Requirement ▸ Write out the material exactly, leaving every picture behind.

Records contained in a dataset ▸
================================

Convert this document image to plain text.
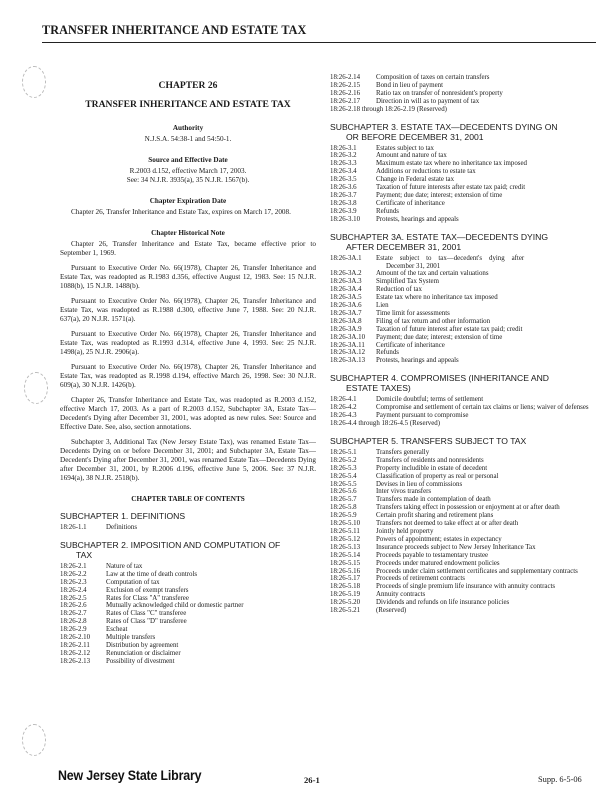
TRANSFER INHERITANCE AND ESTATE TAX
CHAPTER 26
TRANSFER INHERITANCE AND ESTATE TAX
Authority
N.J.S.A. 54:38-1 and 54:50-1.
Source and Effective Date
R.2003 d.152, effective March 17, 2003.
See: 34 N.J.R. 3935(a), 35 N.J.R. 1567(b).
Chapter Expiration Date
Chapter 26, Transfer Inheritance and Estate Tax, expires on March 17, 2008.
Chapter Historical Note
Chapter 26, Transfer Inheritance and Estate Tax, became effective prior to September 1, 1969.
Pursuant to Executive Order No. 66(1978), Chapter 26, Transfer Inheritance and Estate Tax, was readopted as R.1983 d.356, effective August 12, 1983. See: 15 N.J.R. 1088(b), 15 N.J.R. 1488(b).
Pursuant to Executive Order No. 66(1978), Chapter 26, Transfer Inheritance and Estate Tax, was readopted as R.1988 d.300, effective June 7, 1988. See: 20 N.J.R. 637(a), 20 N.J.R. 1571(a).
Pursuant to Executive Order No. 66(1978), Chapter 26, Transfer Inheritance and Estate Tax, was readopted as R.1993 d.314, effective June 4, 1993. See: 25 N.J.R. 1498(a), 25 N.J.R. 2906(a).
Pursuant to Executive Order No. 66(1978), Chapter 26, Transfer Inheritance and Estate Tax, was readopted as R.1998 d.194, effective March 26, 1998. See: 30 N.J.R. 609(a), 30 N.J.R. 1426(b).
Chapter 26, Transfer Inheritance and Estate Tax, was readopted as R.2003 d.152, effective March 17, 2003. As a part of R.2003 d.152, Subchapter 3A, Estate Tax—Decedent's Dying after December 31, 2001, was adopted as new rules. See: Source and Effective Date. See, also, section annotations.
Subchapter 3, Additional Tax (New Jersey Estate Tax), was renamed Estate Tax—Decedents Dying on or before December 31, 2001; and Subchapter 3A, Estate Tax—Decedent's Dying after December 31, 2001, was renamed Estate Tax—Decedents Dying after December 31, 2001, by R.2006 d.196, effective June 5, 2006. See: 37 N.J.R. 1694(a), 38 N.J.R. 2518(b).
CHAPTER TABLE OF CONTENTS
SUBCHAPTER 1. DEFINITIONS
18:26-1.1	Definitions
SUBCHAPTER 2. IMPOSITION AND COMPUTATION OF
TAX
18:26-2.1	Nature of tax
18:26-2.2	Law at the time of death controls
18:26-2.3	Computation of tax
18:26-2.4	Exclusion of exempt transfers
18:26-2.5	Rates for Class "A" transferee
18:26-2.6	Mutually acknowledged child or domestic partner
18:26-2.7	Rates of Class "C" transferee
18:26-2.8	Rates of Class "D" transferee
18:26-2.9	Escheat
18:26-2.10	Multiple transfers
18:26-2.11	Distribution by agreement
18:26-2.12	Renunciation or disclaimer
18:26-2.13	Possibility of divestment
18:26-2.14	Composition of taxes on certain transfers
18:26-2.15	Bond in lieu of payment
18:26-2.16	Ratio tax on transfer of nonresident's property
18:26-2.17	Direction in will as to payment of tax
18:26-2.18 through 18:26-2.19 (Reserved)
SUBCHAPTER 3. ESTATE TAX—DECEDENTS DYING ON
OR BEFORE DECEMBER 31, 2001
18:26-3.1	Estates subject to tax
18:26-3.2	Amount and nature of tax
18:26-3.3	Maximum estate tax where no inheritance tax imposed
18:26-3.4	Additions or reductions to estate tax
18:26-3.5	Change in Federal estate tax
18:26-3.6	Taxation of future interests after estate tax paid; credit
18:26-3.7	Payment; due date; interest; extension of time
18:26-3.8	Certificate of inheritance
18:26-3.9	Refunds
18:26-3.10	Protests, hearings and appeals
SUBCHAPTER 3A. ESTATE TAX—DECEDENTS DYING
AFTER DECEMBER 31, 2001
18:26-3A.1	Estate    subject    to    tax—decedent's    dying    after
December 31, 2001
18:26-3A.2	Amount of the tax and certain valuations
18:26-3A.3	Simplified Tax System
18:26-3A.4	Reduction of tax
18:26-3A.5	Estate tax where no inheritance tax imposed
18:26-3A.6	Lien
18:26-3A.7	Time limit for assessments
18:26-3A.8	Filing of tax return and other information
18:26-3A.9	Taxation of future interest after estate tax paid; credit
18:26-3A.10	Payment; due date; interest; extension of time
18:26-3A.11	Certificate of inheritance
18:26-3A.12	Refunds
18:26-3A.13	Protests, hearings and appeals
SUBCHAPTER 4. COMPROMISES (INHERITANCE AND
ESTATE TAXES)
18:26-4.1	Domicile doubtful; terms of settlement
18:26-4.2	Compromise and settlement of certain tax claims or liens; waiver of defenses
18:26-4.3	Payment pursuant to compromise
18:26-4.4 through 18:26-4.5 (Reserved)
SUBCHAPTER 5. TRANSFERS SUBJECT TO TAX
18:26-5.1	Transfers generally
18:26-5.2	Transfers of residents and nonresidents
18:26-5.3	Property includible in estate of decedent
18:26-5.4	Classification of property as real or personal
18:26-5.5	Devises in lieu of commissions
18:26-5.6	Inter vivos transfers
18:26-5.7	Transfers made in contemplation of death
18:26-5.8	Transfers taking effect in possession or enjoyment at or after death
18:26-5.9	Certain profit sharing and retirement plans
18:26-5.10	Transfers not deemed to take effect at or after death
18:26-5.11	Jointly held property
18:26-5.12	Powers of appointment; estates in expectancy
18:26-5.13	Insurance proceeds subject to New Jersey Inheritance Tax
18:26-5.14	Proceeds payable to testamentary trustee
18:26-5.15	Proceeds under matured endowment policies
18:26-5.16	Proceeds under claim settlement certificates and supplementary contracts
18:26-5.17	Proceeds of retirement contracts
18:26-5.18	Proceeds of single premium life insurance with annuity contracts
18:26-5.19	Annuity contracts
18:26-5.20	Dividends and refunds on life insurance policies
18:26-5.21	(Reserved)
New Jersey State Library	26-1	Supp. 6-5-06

================================

Result for this task ▸
Convert this document image to plain text.
TRANSFER INHERITANCE AND ESTATE TAX
CHAPTER 26
TRANSFER INHERITANCE AND ESTATE TAX
Authority
N.J.S.A. 54:38-1 and 54:50-1.
Source and Effective Date
R.2003 d.152, effective March 17, 2003.
See: 34 N.J.R. 3935(a), 35 N.J.R. 1567(b).
Chapter Expiration Date
Chapter 26, Transfer Inheritance and Estate Tax, expires on March 17, 2008.
Chapter Historical Note
Chapter 26, Transfer Inheritance and Estate Tax, became effective prior to September 1, 1969.
Pursuant to Executive Order No. 66(1978), Chapter 26, Transfer Inheritance and Estate Tax, was readopted as R.1983 d.356, effective August 12, 1983. See: 15 N.J.R. 1088(b), 15 N.J.R. 1488(b).
Pursuant to Executive Order No. 66(1978), Chapter 26, Transfer Inheritance and Estate Tax, was readopted as R.1988 d.300, effective June 7, 1988. See: 20 N.J.R. 637(a), 20 N.J.R. 1571(a).
Pursuant to Executive Order No. 66(1978), Chapter 26, Transfer Inheritance and Estate Tax, was readopted as R.1993 d.314, effective June 4, 1993. See: 25 N.J.R. 1498(a), 25 N.J.R. 2906(a).
Pursuant to Executive Order No. 66(1978), Chapter 26, Transfer Inheritance and Estate Tax, was readopted as R.1998 d.194, effective March 26, 1998. See: 30 N.J.R. 609(a), 30 N.J.R. 1426(b).
Chapter 26, Transfer Inheritance and Estate Tax, was readopted as R.2003 d.152, effective March 17, 2003. As a part of R.2003 d.152, Subchapter 3A, Estate Tax—Decedent's Dying after December 31, 2001, was adopted as new rules. See: Source and Effective Date. See, also, section annotations.
Subchapter 3, Additional Tax (New Jersey Estate Tax), was renamed Estate Tax—Decedents Dying on or before December 31, 2001; and Subchapter 3A, Estate Tax—Decedent's Dying after December 31, 2001, was renamed Estate Tax—Decedents Dying after December 31, 2001, by R.2006 d.196, effective June 5, 2006. See: 37 N.J.R. 1694(a), 38 N.J.R. 2518(b).
CHAPTER TABLE OF CONTENTS
SUBCHAPTER 1. DEFINITIONS
18:26-1.1	Definitions
SUBCHAPTER 2. IMPOSITION AND COMPUTATION OF
TAX
18:26-2.1	Nature of tax
18:26-2.2	Law at the time of death controls
18:26-2.3	Computation of tax
18:26-2.4	Exclusion of exempt transfers
18:26-2.5	Rates for Class "A" transferee
18:26-2.6	Mutually acknowledged child or domestic partner
18:26-2.7	Rates of Class "C" transferee
18:26-2.8	Rates of Class "D" transferee
18:26-2.9	Escheat
18:26-2.10	Multiple transfers
18:26-2.11	Distribution by agreement
18:26-2.12	Renunciation or disclaimer
18:26-2.13	Possibility of divestment
18:26-2.14	Composition of taxes on certain transfers
18:26-2.15	Bond in lieu of payment
18:26-2.16	Ratio tax on transfer of nonresident's property
18:26-2.17	Direction in will as to payment of tax
18:26-2.18 through 18:26-2.19 (Reserved)
SUBCHAPTER 3. ESTATE TAX—DECEDENTS DYING ON
OR BEFORE DECEMBER 31, 2001
18:26-3.1	Estates subject to tax
18:26-3.2	Amount and nature of tax
18:26-3.3	Maximum estate tax where no inheritance tax imposed
18:26-3.4	Additions or reductions to estate tax
18:26-3.5	Change in Federal estate tax
18:26-3.6	Taxation of future interests after estate tax paid; credit
18:26-3.7	Payment; due date; interest; extension of time
18:26-3.8	Certificate of inheritance
18:26-3.9	Refunds
18:26-3.10	Protests, hearings and appeals
SUBCHAPTER 3A. ESTATE TAX—DECEDENTS DYING
AFTER DECEMBER 31, 2001
18:26-3A.1	Estate    subject    to    tax—decedent's    dying    after
December 31, 2001
18:26-3A.2	Amount of the tax and certain valuations
18:26-3A.3	Simplified Tax System
18:26-3A.4	Reduction of tax
18:26-3A.5	Estate tax where no inheritance tax imposed
18:26-3A.6	Lien
18:26-3A.7	Time limit for assessments
18:26-3A.8	Filing of tax return and other information
18:26-3A.9	Taxation of future interest after estate tax paid; credit
18:26-3A.10	Payment; due date; interest; extension of time
18:26-3A.11	Certificate of inheritance
18:26-3A.12	Refunds
18:26-3A.13	Protests, hearings and appeals
SUBCHAPTER 4. COMPROMISES (INHERITANCE AND
ESTATE TAXES)
18:26-4.1	Domicile doubtful; terms of settlement
18:26-4.2	Compromise and settlement of certain tax claims or liens; waiver of defenses
18:26-4.3	Payment pursuant to compromise
18:26-4.4 through 18:26-4.5 (Reserved)
SUBCHAPTER 5. TRANSFERS SUBJECT TO TAX
18:26-5.1	Transfers generally
18:26-5.2	Transfers of residents and nonresidents
18:26-5.3	Property includible in estate of decedent
18:26-5.4	Classification of property as real or personal
18:26-5.5	Devises in lieu of commissions
18:26-5.6	Inter vivos transfers
18:26-5.7	Transfers made in contemplation of death
18:26-5.8	Transfers taking effect in possession or enjoyment at or after death
18:26-5.9	Certain profit sharing and retirement plans
18:26-5.10	Transfers not deemed to take effect at or after death
18:26-5.11	Jointly held property
18:26-5.12	Powers of appointment; estates in expectancy
18:26-5.13	Insurance proceeds subject to New Jersey Inheritance Tax
18:26-5.14	Proceeds payable to testamentary trustee
18:26-5.15	Proceeds under matured endowment policies
18:26-5.16	Proceeds under claim settlement certificates and supplementary contracts
18:26-5.17	Proceeds of retirement contracts
18:26-5.18	Proceeds of single premium life insurance with annuity contracts
18:26-5.19	Annuity contracts
18:26-5.20	Dividends and refunds on life insurance policies
18:26-5.21	(Reserved)
New Jersey State Library	26-1	Supp. 6-5-06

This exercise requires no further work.